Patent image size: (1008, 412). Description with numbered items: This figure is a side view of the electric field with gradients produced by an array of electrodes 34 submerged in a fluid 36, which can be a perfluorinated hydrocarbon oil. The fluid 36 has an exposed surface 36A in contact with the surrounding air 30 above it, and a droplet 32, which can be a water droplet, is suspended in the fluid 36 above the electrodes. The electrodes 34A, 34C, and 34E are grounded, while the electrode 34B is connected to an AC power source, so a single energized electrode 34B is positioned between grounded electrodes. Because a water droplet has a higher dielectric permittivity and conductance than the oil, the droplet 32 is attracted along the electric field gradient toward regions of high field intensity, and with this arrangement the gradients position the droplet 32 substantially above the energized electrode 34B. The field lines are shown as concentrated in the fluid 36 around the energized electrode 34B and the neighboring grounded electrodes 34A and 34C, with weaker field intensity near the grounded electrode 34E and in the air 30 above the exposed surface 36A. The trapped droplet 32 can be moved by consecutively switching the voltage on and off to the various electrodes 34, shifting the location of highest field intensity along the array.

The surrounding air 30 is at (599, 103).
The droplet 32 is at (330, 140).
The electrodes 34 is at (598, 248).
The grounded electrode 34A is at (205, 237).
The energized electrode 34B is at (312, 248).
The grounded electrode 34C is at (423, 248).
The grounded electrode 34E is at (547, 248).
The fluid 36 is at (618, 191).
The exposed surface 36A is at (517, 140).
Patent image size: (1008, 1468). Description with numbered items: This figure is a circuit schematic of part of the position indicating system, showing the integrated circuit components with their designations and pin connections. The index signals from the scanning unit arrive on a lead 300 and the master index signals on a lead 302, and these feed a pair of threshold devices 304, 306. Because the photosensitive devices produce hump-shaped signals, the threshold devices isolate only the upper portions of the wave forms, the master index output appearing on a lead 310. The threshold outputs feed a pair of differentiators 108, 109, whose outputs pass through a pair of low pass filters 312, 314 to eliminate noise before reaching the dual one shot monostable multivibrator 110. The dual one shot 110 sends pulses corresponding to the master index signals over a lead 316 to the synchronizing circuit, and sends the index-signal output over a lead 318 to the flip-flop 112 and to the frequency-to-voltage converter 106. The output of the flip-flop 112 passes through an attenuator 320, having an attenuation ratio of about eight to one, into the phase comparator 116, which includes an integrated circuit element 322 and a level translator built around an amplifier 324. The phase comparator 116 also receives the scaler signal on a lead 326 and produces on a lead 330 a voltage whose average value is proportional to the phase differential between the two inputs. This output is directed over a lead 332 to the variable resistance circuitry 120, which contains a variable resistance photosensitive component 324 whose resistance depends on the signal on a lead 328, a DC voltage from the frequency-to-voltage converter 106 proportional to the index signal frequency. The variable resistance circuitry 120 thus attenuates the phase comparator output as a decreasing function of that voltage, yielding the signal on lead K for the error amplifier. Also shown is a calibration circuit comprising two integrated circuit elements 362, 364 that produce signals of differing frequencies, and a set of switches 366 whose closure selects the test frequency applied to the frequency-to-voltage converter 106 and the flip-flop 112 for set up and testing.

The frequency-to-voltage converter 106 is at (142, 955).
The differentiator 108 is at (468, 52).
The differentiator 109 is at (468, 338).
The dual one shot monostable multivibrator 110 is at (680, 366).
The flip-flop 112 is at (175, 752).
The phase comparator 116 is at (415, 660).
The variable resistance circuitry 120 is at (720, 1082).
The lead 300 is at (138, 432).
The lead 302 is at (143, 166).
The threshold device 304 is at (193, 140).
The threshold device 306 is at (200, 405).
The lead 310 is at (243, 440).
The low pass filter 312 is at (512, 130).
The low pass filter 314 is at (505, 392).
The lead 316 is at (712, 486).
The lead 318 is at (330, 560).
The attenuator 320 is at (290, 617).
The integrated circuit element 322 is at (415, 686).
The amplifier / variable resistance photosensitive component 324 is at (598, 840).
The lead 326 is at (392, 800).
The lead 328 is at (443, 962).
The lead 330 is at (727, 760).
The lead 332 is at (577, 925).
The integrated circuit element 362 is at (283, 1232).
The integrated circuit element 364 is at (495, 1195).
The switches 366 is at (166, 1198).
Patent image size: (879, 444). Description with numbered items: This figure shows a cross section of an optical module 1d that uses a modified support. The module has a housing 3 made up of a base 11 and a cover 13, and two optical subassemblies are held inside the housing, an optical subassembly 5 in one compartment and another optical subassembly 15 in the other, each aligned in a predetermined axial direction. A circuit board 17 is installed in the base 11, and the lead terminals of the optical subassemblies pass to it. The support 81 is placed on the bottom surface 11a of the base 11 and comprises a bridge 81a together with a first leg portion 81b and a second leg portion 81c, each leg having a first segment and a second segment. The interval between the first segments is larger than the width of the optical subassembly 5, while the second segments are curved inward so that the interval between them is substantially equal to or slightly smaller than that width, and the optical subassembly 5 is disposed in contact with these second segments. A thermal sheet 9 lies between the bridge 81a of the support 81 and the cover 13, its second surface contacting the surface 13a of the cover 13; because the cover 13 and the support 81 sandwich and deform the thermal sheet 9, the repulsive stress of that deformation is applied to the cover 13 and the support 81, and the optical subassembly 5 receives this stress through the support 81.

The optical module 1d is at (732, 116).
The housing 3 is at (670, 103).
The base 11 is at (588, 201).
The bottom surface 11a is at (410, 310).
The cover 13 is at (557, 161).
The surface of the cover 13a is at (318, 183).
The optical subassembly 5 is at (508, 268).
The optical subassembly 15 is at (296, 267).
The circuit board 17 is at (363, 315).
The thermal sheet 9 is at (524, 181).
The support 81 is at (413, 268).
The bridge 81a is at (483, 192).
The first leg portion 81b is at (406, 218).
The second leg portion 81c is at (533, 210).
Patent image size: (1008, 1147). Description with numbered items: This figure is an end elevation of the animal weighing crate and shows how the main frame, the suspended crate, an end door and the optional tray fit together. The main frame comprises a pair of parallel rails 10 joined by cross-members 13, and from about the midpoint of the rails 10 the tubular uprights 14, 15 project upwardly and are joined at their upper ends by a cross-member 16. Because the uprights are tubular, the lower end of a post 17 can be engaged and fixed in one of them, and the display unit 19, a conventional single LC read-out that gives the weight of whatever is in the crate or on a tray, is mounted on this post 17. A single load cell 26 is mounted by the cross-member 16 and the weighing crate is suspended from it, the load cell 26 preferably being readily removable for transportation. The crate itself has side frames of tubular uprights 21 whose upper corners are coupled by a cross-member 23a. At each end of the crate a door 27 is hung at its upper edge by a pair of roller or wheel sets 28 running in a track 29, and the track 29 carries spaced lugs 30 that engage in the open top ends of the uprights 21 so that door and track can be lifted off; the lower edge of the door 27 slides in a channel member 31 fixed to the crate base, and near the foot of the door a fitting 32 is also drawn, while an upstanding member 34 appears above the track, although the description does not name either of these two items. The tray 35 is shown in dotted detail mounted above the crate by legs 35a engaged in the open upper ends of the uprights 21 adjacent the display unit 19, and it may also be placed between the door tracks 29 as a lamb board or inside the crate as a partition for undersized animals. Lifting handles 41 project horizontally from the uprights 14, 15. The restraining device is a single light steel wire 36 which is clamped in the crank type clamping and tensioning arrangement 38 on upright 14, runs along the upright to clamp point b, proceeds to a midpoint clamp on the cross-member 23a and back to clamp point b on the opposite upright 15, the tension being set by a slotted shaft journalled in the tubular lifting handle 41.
• • • • •
Rewrite every line of the records above as one numbered list, omitting the blank lines.

1. Patent image size: (1008, 412). Description with numbered items: This figure is a side view of the electric field with gradients produced by an array of electrodes 34 submerged in a fluid 36, which can be a perfluorinated hydrocarbon oil. The fluid 36 has an exposed surface 36A in contact with the surrounding air 30 above it, and a droplet 32, which can be a water droplet, is suspended in the fluid 36 above the electrodes. The electrodes 34A, 34C, and 34E are grounded, while the electrode 34B is connected to an AC power source, so a single energized electrode 34B is positioned between grounded electrodes. Because a water droplet has a higher dielectric permittivity and conductance than the oil, the droplet 32 is attracted along the electric field gradient toward regions of high field intensity, and with this arrangement the gradients position the droplet 32 substantially above the energized electrode 34B. The field lines are shown as concentrated in the fluid 36 around the energized electrode 34B and the neighboring grounded electrodes 34A and 34C, with weaker field intensity near the grounded electrode 34E and in the air 30 above the exposed surface 36A. The trapped droplet 32 can be moved by consecutively switching the voltage on and off to the various electrodes 34, shifting the location of highest field intensity along the array.
2. The surrounding air 30 is at (599, 103).
3. The droplet 32 is at (330, 140).
4. The electrodes 34 is at (598, 248).
5. The grounded electrode 34A is at (205, 237).
6. The energized electrode 34B is at (312, 248).
7. The grounded electrode 34C is at (423, 248).
8. The grounded electrode 34E is at (547, 248).
9. The fluid 36 is at (618, 191).
10. The exposed surface 36A is at (517, 140).
11. Patent image size: (1008, 1468). Description with numbered items: This figure is a circuit schematic of part of the position indicating system, showing the integrated circuit components with their designations and pin connections. The index signals from the scanning unit arrive on a lead 300 and the master index signals on a lead 302, and these feed a pair of threshold devices 304, 306. Because the photosensitive devices produce hump-shaped signals, the threshold devices isolate only the upper portions of the wave forms, the master index output appearing on a lead 310. The threshold outputs feed a pair of differentiators 108, 109, whose outputs pass through a pair of low pass filters 312, 314 to eliminate noise before reaching the dual one shot monostable multivibrator 110. The dual one shot 110 sends pulses corresponding to the master index signals over a lead 316 to the synchronizing circuit, and sends the index-signal output over a lead 318 to the flip-flop 112 and to the frequency-to-voltage converter 106. The output of the flip-flop 112 passes through an attenuator 320, having an attenuation ratio of about eight to one, into the phase comparator 116, which includes an integrated circuit element 322 and a level translator built around an amplifier 324. The phase comparator 116 also receives the scaler signal on a lead 326 and produces on a lead 330 a voltage whose average value is proportional to the phase differential between the two inputs. This output is directed over a lead 332 to the variable resistance circuitry 120, which contains a variable resistance photosensitive component 324 whose resistance depends on the signal on a lead 328, a DC voltage from the frequency-to-voltage converter 106 proportional to the index signal frequency. The variable resistance circuitry 120 thus attenuates the phase comparator output as a decreasing function of that voltage, yielding the signal on lead K for the error amplifier. Also shown is a calibration circuit comprising two integrated circuit elements 362, 364 that produce signals of differing frequencies, and a set of switches 366 whose closure selects the test frequency applied to the frequency-to-voltage converter 106 and the flip-flop 112 for set up and testing.
12. The frequency-to-voltage converter 106 is at (142, 955).
13. The differentiator 108 is at (468, 52).
14. The differentiator 109 is at (468, 338).
15. The dual one shot monostable multivibrator 110 is at (680, 366).
16. The flip-flop 112 is at (175, 752).
17. The phase comparator 116 is at (415, 660).
18. The variable resistance circuitry 120 is at (720, 1082).
19. The lead 300 is at (138, 432).
20. The lead 302 is at (143, 166).
21. The threshold device 304 is at (193, 140).
22. The threshold device 306 is at (200, 405).
23. The lead 310 is at (243, 440).
24. The low pass filter 312 is at (512, 130).
25. The low pass filter 314 is at (505, 392).
26. The lead 316 is at (712, 486).
27. The lead 318 is at (330, 560).
28. The attenuator 320 is at (290, 617).
29. The integrated circuit element 322 is at (415, 686).
30. The amplifier / variable resistance photosensitive component 324 is at (598, 840).
31. The lead 326 is at (392, 800).
32. The lead 328 is at (443, 962).
33. The lead 330 is at (727, 760).
34. The lead 332 is at (577, 925).
35. The integrated circuit element 362 is at (283, 1232).
36. The integrated circuit element 364 is at (495, 1195).
37. The switches 366 is at (166, 1198).
38. Patent image size: (879, 444). Description with numbered items: This figure shows a cross section of an optical module 1d that uses a modified support. The module has a housing 3 made up of a base 11 and a cover 13, and two optical subassemblies are held inside the housing, an optical subassembly 5 in one compartment and another optical subassembly 15 in the other, each aligned in a predetermined axial direction. A circuit board 17 is installed in the base 11, and the lead terminals of the optical subassemblies pass to it. The support 81 is placed on the bottom surface 11a of the base 11 and comprises a bridge 81a together with a first leg portion 81b and a second leg portion 81c, each leg having a first segment and a second segment. The interval between the first segments is larger than the width of the optical subassembly 5, while the second segments are curved inward so that the interval between them is substantially equal to or slightly smaller than that width, and the optical subassembly 5 is disposed in contact with these second segments. A thermal sheet 9 lies between the bridge 81a of the support 81 and the cover 13, its second surface contacting the surface 13a of the cover 13; because the cover 13 and the support 81 sandwich and deform the thermal sheet 9, the repulsive stress of that deformation is applied to the cover 13 and the support 81, and the optical subassembly 5 receives this stress through the support 81.
39. The optical module 1d is at (732, 116).
40. The housing 3 is at (670, 103).
41. The base 11 is at (588, 201).
42. The bottom surface 11a is at (410, 310).
43. The cover 13 is at (557, 161).
44. The surface of the cover 13a is at (318, 183).
45. The optical subassembly 5 is at (508, 268).
46. The optical subassembly 15 is at (296, 267).
47. The circuit board 17 is at (363, 315).
48. The thermal sheet 9 is at (524, 181).
49. The support 81 is at (413, 268).
50. The bridge 81a is at (483, 192).
51. The first leg portion 81b is at (406, 218).
52. The second leg portion 81c is at (533, 210).
53. Patent image size: (1008, 1147). Description with numbered items: This figure is an end elevation of the animal weighing crate and shows how the main frame, the suspended crate, an end door and the optional tray fit together. The main frame comprises a pair of parallel rails 10 joined by cross-members 13, and from about the midpoint of the rails 10 the tubular uprights 14, 15 project upwardly and are joined at their upper ends by a cross-member 16. Because the uprights are tubular, the lower end of a post 17 can be engaged and fixed in one of them, and the display unit 19, a conventional single LC read-out that gives the weight of whatever is in the crate or on a tray, is mounted on this post 17. A single load cell 26 is mounted by the cross-member 16 and the weighing crate is suspended from it, the load cell 26 preferably being readily removable for transportation. The crate itself has side frames of tubular uprights 21 whose upper corners are coupled by a cross-member 23a. At each end of the crate a door 27 is hung at its upper edge by a pair of roller or wheel sets 28 running in a track 29, and the track 29 carries spaced lugs 30 that engage in the open top ends of the uprights 21 so that door and track can be lifted off; the lower edge of the door 27 slides in a channel member 31 fixed to the crate base, and near the foot of the door a fitting 32 is also drawn, while an upstanding member 34 appears above the track, although the description does not name either of these two items. The tray 35 is shown in dotted detail mounted above the crate by legs 35a engaged in the open upper ends of the uprights 21 adjacent the display unit 19, and it may also be placed between the door tracks 29 as a lamb board or inside the crate as a partition for undersized animals. Lifting handles 41 project horizontally from the uprights 14, 15. The restraining device is a single light steel wire 36 which is clamped in the crank type clamping and tensioning arrangement 38 on upright 14, runs along the upright to clamp point b, proceeds to a midpoint clamp on the cross-member 23a and back to clamp point b on the opposite upright 15, the tension being set by a slotted shaft journalled in the tubular lifting handle 41.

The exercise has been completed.